--- Written exercise ---
Return the entries verbatim and drop every picture.

--- start Supplied material ---

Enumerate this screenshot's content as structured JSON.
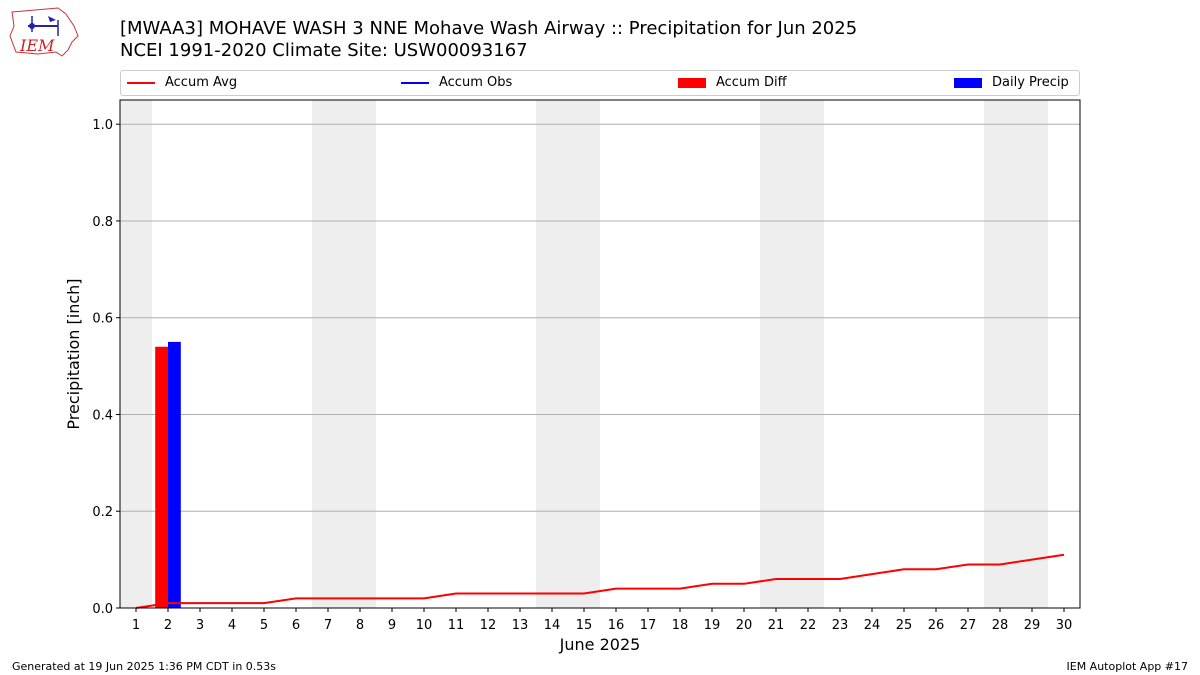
{
  "header": {
    "title_line1": "[MWAA3] MOHAVE WASH 3 NNE Mohave Wash Airway :: Precipitation for Jun 2025",
    "title_line2": "NCEI 1991-2020 Climate Site: USW00093167",
    "logo_text": "IEM"
  },
  "legend": {
    "items": [
      {
        "label": "Accum Avg",
        "kind": "line",
        "color": "#ff0000"
      },
      {
        "label": "Accum Obs",
        "kind": "line",
        "color": "#0000ff"
      },
      {
        "label": "Accum Diff",
        "kind": "box",
        "color": "#ff0000"
      },
      {
        "label": "Daily Precip",
        "kind": "box",
        "color": "#0000ff"
      }
    ]
  },
  "footer": {
    "generated": "Generated at 19 Jun 2025 1:36 PM CDT in 0.53s",
    "app": "IEM Autoplot App #17"
  },
  "chart_data": {
    "type": "bar",
    "title": "[MWAA3] MOHAVE WASH 3 NNE Mohave Wash Airway :: Precipitation for Jun 2025",
    "subtitle": "NCEI 1991-2020 Climate Site: USW00093167",
    "xlabel": "June 2025",
    "ylabel": "Precipitation [inch]",
    "x": [
      1,
      2,
      3,
      4,
      5,
      6,
      7,
      8,
      9,
      10,
      11,
      12,
      13,
      14,
      15,
      16,
      17,
      18,
      19,
      20,
      21,
      22,
      23,
      24,
      25,
      26,
      27,
      28,
      29,
      30
    ],
    "xlim": [
      0.5,
      30.5
    ],
    "ylim": [
      0,
      1.05
    ],
    "yticks": [
      0.0,
      0.2,
      0.4,
      0.6,
      0.8,
      1.0
    ],
    "ytick_labels": [
      "0.0",
      "0.2",
      "0.4",
      "0.6",
      "0.8",
      "1.0"
    ],
    "grid": "y",
    "legend_position": "top",
    "weekend_shading": [
      [
        0.5,
        1.5
      ],
      [
        6.5,
        8.5
      ],
      [
        13.5,
        15.5
      ],
      [
        20.5,
        22.5
      ],
      [
        27.5,
        29.5
      ]
    ],
    "series": [
      {
        "name": "Accum Avg",
        "kind": "line",
        "color": "#ff0000",
        "x": [
          1,
          2,
          3,
          4,
          5,
          6,
          7,
          8,
          9,
          10,
          11,
          12,
          13,
          14,
          15,
          16,
          17,
          18,
          19,
          20,
          21,
          22,
          23,
          24,
          25,
          26,
          27,
          28,
          29,
          30
        ],
        "values": [
          0.0,
          0.01,
          0.01,
          0.01,
          0.01,
          0.02,
          0.02,
          0.02,
          0.02,
          0.02,
          0.03,
          0.03,
          0.03,
          0.03,
          0.03,
          0.04,
          0.04,
          0.04,
          0.05,
          0.05,
          0.06,
          0.06,
          0.06,
          0.07,
          0.08,
          0.08,
          0.09,
          0.09,
          0.1,
          0.11
        ]
      },
      {
        "name": "Accum Diff",
        "kind": "bar",
        "color": "#ff0000",
        "x": [
          2
        ],
        "values": [
          0.54
        ]
      },
      {
        "name": "Daily Precip",
        "kind": "bar",
        "color": "#0000ff",
        "x": [
          2
        ],
        "values": [
          0.55
        ]
      }
    ]
  }
}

--- end Supplied material ---

--- Answer ---
Enumerate this screenshot's content as structured JSON.
{
  "header": {
    "title_line1": "[MWAA3] MOHAVE WASH 3 NNE Mohave Wash Airway :: Precipitation for Jun 2025",
    "title_line2": "NCEI 1991-2020 Climate Site: USW00093167",
    "logo_text": "IEM"
  },
  "legend": {
    "items": [
      {
        "label": "Accum Avg",
        "kind": "line",
        "color": "#ff0000"
      },
      {
        "label": "Accum Obs",
        "kind": "line",
        "color": "#0000ff"
      },
      {
        "label": "Accum Diff",
        "kind": "box",
        "color": "#ff0000"
      },
      {
        "label": "Daily Precip",
        "kind": "box",
        "color": "#0000ff"
      }
    ]
  },
  "footer": {
    "generated": "Generated at 19 Jun 2025 1:36 PM CDT in 0.53s",
    "app": "IEM Autoplot App #17"
  },
  "chart_data": {
    "type": "bar",
    "title": "[MWAA3] MOHAVE WASH 3 NNE Mohave Wash Airway :: Precipitation for Jun 2025",
    "subtitle": "NCEI 1991-2020 Climate Site: USW00093167",
    "xlabel": "June 2025",
    "ylabel": "Precipitation [inch]",
    "x": [
      1,
      2,
      3,
      4,
      5,
      6,
      7,
      8,
      9,
      10,
      11,
      12,
      13,
      14,
      15,
      16,
      17,
      18,
      19,
      20,
      21,
      22,
      23,
      24,
      25,
      26,
      27,
      28,
      29,
      30
    ],
    "xlim": [
      0.5,
      30.5
    ],
    "ylim": [
      0,
      1.05
    ],
    "yticks": [
      0.0,
      0.2,
      0.4,
      0.6,
      0.8,
      1.0
    ],
    "ytick_labels": [
      "0.0",
      "0.2",
      "0.4",
      "0.6",
      "0.8",
      "1.0"
    ],
    "grid": "y",
    "legend_position": "top",
    "weekend_shading": [
      [
        0.5,
        1.5
      ],
      [
        6.5,
        8.5
      ],
      [
        13.5,
        15.5
      ],
      [
        20.5,
        22.5
      ],
      [
        27.5,
        29.5
      ]
    ],
    "series": [
      {
        "name": "Accum Avg",
        "kind": "line",
        "color": "#ff0000",
        "x": [
          1,
          2,
          3,
          4,
          5,
          6,
          7,
          8,
          9,
          10,
          11,
          12,
          13,
          14,
          15,
          16,
          17,
          18,
          19,
          20,
          21,
          22,
          23,
          24,
          25,
          26,
          27,
          28,
          29,
          30
        ],
        "values": [
          0.0,
          0.01,
          0.01,
          0.01,
          0.01,
          0.02,
          0.02,
          0.02,
          0.02,
          0.02,
          0.03,
          0.03,
          0.03,
          0.03,
          0.03,
          0.04,
          0.04,
          0.04,
          0.05,
          0.05,
          0.06,
          0.06,
          0.06,
          0.07,
          0.08,
          0.08,
          0.09,
          0.09,
          0.1,
          0.11
        ]
      },
      {
        "name": "Accum Diff",
        "kind": "bar",
        "color": "#ff0000",
        "x": [
          2
        ],
        "values": [
          0.54
        ]
      },
      {
        "name": "Daily Precip",
        "kind": "bar",
        "color": "#0000ff",
        "x": [
          2
        ],
        "values": [
          0.55
        ]
      }
    ]
  }
}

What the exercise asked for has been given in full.